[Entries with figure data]
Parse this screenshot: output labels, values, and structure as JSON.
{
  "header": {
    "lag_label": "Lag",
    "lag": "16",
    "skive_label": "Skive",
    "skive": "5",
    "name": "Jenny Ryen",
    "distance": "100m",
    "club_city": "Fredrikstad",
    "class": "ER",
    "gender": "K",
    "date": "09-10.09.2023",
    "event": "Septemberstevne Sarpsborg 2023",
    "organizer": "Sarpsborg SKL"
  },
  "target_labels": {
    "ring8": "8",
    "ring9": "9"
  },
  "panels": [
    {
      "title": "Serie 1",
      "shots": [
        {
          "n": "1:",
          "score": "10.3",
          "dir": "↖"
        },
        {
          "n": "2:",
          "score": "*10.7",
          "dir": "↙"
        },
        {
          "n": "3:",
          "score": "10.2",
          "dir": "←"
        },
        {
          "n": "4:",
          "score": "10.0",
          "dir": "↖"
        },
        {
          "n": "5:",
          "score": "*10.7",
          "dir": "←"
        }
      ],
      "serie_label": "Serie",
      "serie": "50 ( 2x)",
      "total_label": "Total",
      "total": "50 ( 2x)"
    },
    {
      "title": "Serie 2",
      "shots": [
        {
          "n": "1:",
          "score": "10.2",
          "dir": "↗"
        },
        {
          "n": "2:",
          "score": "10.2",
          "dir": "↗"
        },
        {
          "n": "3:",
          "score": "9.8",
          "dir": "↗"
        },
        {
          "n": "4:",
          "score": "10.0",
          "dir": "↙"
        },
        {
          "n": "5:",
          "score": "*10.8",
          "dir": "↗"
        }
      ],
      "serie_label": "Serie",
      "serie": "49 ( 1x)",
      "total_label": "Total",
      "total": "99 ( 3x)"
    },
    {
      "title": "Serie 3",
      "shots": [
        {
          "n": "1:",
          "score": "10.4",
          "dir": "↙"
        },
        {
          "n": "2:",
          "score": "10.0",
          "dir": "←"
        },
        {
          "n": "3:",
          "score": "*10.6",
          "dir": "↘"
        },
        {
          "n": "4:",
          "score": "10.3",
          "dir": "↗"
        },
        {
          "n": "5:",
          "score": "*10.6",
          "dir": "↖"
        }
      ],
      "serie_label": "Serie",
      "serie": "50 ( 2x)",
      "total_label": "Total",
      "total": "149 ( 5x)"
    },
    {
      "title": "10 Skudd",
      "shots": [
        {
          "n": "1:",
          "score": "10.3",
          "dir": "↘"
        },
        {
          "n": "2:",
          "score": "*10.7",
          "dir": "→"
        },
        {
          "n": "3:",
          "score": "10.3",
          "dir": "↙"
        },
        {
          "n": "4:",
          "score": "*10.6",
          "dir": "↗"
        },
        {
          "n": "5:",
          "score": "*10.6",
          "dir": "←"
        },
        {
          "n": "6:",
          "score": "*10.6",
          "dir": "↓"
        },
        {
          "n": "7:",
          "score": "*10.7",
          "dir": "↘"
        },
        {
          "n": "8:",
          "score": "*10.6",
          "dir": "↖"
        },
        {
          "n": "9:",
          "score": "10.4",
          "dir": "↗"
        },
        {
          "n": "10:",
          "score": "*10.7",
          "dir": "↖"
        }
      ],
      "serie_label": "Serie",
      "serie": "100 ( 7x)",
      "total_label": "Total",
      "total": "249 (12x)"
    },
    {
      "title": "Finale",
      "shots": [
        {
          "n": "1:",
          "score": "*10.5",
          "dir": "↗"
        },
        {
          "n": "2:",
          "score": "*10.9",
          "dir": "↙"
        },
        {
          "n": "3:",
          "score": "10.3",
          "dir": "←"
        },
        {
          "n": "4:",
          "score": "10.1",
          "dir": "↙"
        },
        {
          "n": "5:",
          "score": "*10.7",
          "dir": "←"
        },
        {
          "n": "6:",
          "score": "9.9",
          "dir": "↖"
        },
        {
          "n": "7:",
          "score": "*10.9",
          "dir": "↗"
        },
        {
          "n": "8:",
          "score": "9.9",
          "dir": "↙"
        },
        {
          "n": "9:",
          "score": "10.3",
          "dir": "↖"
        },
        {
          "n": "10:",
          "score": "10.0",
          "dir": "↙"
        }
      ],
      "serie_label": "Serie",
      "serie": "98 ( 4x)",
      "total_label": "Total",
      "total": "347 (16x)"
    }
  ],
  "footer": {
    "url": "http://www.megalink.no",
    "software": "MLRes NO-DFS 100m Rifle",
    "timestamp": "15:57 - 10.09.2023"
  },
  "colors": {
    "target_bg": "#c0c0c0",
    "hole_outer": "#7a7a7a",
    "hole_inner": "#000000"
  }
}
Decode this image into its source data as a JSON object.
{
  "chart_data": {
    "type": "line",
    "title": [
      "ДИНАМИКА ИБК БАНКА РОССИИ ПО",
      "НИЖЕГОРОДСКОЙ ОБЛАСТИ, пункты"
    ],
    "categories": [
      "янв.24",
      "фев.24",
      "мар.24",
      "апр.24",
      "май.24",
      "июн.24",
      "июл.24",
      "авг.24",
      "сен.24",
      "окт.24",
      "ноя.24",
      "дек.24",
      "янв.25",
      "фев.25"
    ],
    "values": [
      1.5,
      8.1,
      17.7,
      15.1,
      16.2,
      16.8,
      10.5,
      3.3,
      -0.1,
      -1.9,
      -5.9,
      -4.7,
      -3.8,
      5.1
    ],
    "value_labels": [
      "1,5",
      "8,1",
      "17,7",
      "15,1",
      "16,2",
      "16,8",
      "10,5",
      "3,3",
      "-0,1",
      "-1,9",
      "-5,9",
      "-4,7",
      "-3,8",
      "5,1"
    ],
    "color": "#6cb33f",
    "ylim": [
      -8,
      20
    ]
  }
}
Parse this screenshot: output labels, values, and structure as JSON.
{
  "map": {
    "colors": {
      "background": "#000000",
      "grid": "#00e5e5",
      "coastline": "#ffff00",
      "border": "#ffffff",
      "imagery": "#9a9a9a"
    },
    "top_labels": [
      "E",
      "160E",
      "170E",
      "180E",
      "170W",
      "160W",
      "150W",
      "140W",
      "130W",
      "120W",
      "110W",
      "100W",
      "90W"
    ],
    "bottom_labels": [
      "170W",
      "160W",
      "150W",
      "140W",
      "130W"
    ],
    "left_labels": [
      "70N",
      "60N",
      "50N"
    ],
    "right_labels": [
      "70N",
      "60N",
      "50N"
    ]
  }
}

Goal of the exercise
Each line above must be reproduced exactly as it stands.

Problem solution
Parse this screenshot: output labels, values, and structure as JSON.
{
  "header": {
    "lag_label": "Lag",
    "lag": "16",
    "skive_label": "Skive",
    "skive": "5",
    "name": "Jenny Ryen",
    "distance": "100m",
    "club_city": "Fredrikstad",
    "class": "ER",
    "gender": "K",
    "date": "09-10.09.2023",
    "event": "Septemberstevne Sarpsborg 2023",
    "organizer": "Sarpsborg SKL"
  },
  "target_labels": {
    "ring8": "8",
    "ring9": "9"
  },
  "panels": [
    {
      "title": "Serie 1",
      "shots": [
        {
          "n": "1:",
          "score": "10.3",
          "dir": "↖"
        },
        {
          "n": "2:",
          "score": "*10.7",
          "dir": "↙"
        },
        {
          "n": "3:",
          "score": "10.2",
          "dir": "←"
        },
        {
          "n": "4:",
          "score": "10.0",
          "dir": "↖"
        },
        {
          "n": "5:",
          "score": "*10.7",
          "dir": "←"
        }
      ],
      "serie_label": "Serie",
      "serie": "50 ( 2x)",
      "total_label": "Total",
      "total": "50 ( 2x)"
    },
    {
      "title": "Serie 2",
      "shots": [
        {
          "n": "1:",
          "score": "10.2",
          "dir": "↗"
        },
        {
          "n": "2:",
          "score": "10.2",
          "dir": "↗"
        },
        {
          "n": "3:",
          "score": "9.8",
          "dir": "↗"
        },
        {
          "n": "4:",
          "score": "10.0",
          "dir": "↙"
        },
        {
          "n": "5:",
          "score": "*10.8",
          "dir": "↗"
        }
      ],
      "serie_label": "Serie",
      "serie": "49 ( 1x)",
      "total_label": "Total",
      "total": "99 ( 3x)"
    },
    {
      "title": "Serie 3",
      "shots": [
        {
          "n": "1:",
          "score": "10.4",
          "dir": "↙"
        },
        {
          "n": "2:",
          "score": "10.0",
          "dir": "←"
        },
        {
          "n": "3:",
          "score": "*10.6",
          "dir": "↘"
        },
        {
          "n": "4:",
          "score": "10.3",
          "dir": "↗"
        },
        {
          "n": "5:",
          "score": "*10.6",
          "dir": "↖"
        }
      ],
      "serie_label": "Serie",
      "serie": "50 ( 2x)",
      "total_label": "Total",
      "total": "149 ( 5x)"
    },
    {
      "title": "10 Skudd",
      "shots": [
        {
          "n": "1:",
          "score": "10.3",
          "dir": "↘"
        },
        {
          "n": "2:",
          "score": "*10.7",
          "dir": "→"
        },
        {
          "n": "3:",
          "score": "10.3",
          "dir": "↙"
        },
        {
          "n": "4:",
          "score": "*10.6",
          "dir": "↗"
        },
        {
          "n": "5:",
          "score": "*10.6",
          "dir": "←"
        },
        {
          "n": "6:",
          "score": "*10.6",
          "dir": "↓"
        },
        {
          "n": "7:",
          "score": "*10.7",
          "dir": "↘"
        },
        {
          "n": "8:",
          "score": "*10.6",
          "dir": "↖"
        },
        {
          "n": "9:",
          "score": "10.4",
          "dir": "↗"
        },
        {
          "n": "10:",
          "score": "*10.7",
          "dir": "↖"
        }
      ],
      "serie_label": "Serie",
      "serie": "100 ( 7x)",
      "total_label": "Total",
      "total": "249 (12x)"
    },
    {
      "title": "Finale",
      "shots": [
        {
          "n": "1:",
          "score": "*10.5",
          "dir": "↗"
        },
        {
          "n": "2:",
          "score": "*10.9",
          "dir": "↙"
        },
        {
          "n": "3:",
          "score": "10.3",
          "dir": "←"
        },
        {
          "n": "4:",
          "score": "10.1",
          "dir": "↙"
        },
        {
          "n": "5:",
          "score": "*10.7",
          "dir": "←"
        },
        {
          "n": "6:",
          "score": "9.9",
          "dir": "↖"
        },
        {
          "n": "7:",
          "score": "*10.9",
          "dir": "↗"
        },
        {
          "n": "8:",
          "score": "9.9",
          "dir": "↙"
        },
        {
          "n": "9:",
          "score": "10.3",
          "dir": "↖"
        },
        {
          "n": "10:",
          "score": "10.0",
          "dir": "↙"
        }
      ],
      "serie_label": "Serie",
      "serie": "98 ( 4x)",
      "total_label": "Total",
      "total": "347 (16x)"
    }
  ],
  "footer": {
    "url": "http://www.megalink.no",
    "software": "MLRes NO-DFS 100m Rifle",
    "timestamp": "15:57 - 10.09.2023"
  },
  "colors": {
    "target_bg": "#c0c0c0",
    "hole_outer": "#7a7a7a",
    "hole_inner": "#000000"
  }
}
Decode this image into its source data as a JSON object.
{
  "chart_data": {
    "type": "line",
    "title": [
      "ДИНАМИКА ИБК БАНКА РОССИИ ПО",
      "НИЖЕГОРОДСКОЙ ОБЛАСТИ, пункты"
    ],
    "categories": [
      "янв.24",
      "фев.24",
      "мар.24",
      "апр.24",
      "май.24",
      "июн.24",
      "июл.24",
      "авг.24",
      "сен.24",
      "окт.24",
      "ноя.24",
      "дек.24",
      "янв.25",
      "фев.25"
    ],
    "values": [
      1.5,
      8.1,
      17.7,
      15.1,
      16.2,
      16.8,
      10.5,
      3.3,
      -0.1,
      -1.9,
      -5.9,
      -4.7,
      -3.8,
      5.1
    ],
    "value_labels": [
      "1,5",
      "8,1",
      "17,7",
      "15,1",
      "16,2",
      "16,8",
      "10,5",
      "3,3",
      "-0,1",
      "-1,9",
      "-5,9",
      "-4,7",
      "-3,8",
      "5,1"
    ],
    "color": "#6cb33f",
    "ylim": [
      -8,
      20
    ]
  }
}
Parse this screenshot: output labels, values, and structure as JSON.
{
  "map": {
    "colors": {
      "background": "#000000",
      "grid": "#00e5e5",
      "coastline": "#ffff00",
      "border": "#ffffff",
      "imagery": "#9a9a9a"
    },
    "top_labels": [
      "E",
      "160E",
      "170E",
      "180E",
      "170W",
      "160W",
      "150W",
      "140W",
      "130W",
      "120W",
      "110W",
      "100W",
      "90W"
    ],
    "bottom_labels": [
      "170W",
      "160W",
      "150W",
      "140W",
      "130W"
    ],
    "left_labels": [
      "70N",
      "60N",
      "50N"
    ],
    "right_labels": [
      "70N",
      "60N",
      "50N"
    ]
  }
}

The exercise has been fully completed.